→ WHAT TO PRODUCE:
Return the listing below verbatim. Pictures do not belong in the copy.

→ EXERCISE MATERIALS:
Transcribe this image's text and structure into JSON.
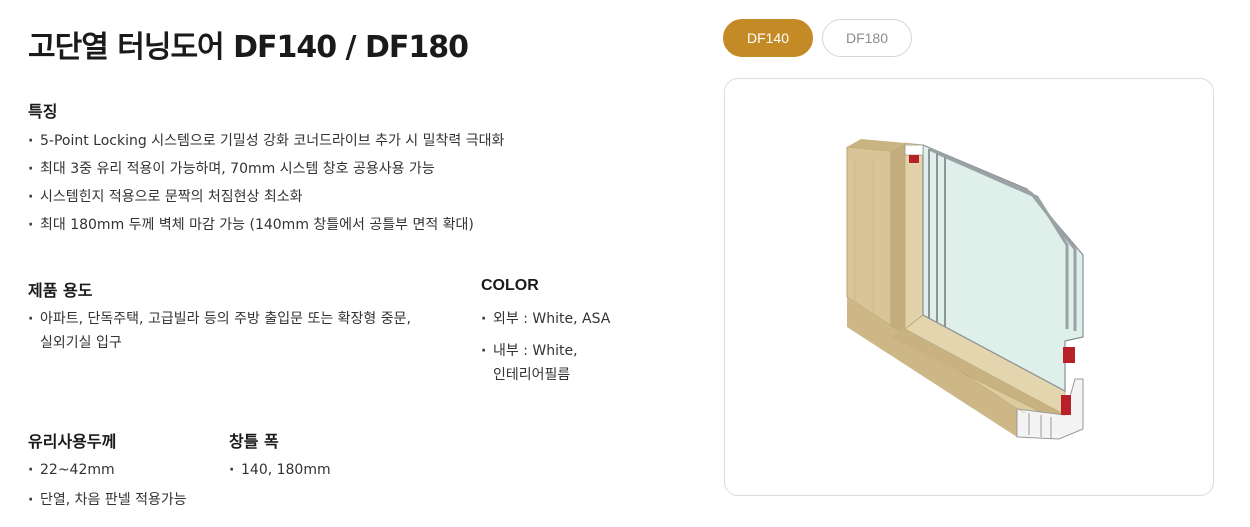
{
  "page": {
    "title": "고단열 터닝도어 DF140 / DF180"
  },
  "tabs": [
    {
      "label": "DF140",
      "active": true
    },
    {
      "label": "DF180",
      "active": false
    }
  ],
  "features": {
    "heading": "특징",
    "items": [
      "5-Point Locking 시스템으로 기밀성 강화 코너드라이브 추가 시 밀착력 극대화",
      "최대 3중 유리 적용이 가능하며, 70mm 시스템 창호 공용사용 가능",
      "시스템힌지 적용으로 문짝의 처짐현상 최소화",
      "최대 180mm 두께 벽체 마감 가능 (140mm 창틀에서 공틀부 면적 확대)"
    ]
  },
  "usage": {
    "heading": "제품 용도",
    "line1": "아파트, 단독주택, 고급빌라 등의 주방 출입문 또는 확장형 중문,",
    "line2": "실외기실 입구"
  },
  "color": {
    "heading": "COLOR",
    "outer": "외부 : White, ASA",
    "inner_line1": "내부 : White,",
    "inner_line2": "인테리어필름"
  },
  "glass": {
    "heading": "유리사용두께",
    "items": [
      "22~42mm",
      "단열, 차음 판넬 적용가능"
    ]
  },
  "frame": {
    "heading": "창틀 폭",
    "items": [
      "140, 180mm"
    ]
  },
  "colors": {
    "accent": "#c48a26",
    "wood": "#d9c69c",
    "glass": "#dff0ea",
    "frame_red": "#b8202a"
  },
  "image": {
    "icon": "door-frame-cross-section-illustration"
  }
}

→ EXERCISE SOLUTION:
Transcribe this image's text and structure into JSON.
{
  "page": {
    "title": "고단열 터닝도어 DF140 / DF180"
  },
  "tabs": [
    {
      "label": "DF140",
      "active": true
    },
    {
      "label": "DF180",
      "active": false
    }
  ],
  "features": {
    "heading": "특징",
    "items": [
      "5-Point Locking 시스템으로 기밀성 강화 코너드라이브 추가 시 밀착력 극대화",
      "최대 3중 유리 적용이 가능하며, 70mm 시스템 창호 공용사용 가능",
      "시스템힌지 적용으로 문짝의 처짐현상 최소화",
      "최대 180mm 두께 벽체 마감 가능 (140mm 창틀에서 공틀부 면적 확대)"
    ]
  },
  "usage": {
    "heading": "제품 용도",
    "line1": "아파트, 단독주택, 고급빌라 등의 주방 출입문 또는 확장형 중문,",
    "line2": "실외기실 입구"
  },
  "color": {
    "heading": "COLOR",
    "outer": "외부 : White, ASA",
    "inner_line1": "내부 : White,",
    "inner_line2": "인테리어필름"
  },
  "glass": {
    "heading": "유리사용두께",
    "items": [
      "22~42mm",
      "단열, 차음 판넬 적용가능"
    ]
  },
  "frame": {
    "heading": "창틀 폭",
    "items": [
      "140, 180mm"
    ]
  },
  "colors": {
    "accent": "#c48a26",
    "wood": "#d9c69c",
    "glass": "#dff0ea",
    "frame_red": "#b8202a"
  },
  "image": {
    "icon": "door-frame-cross-section-illustration"
  }
}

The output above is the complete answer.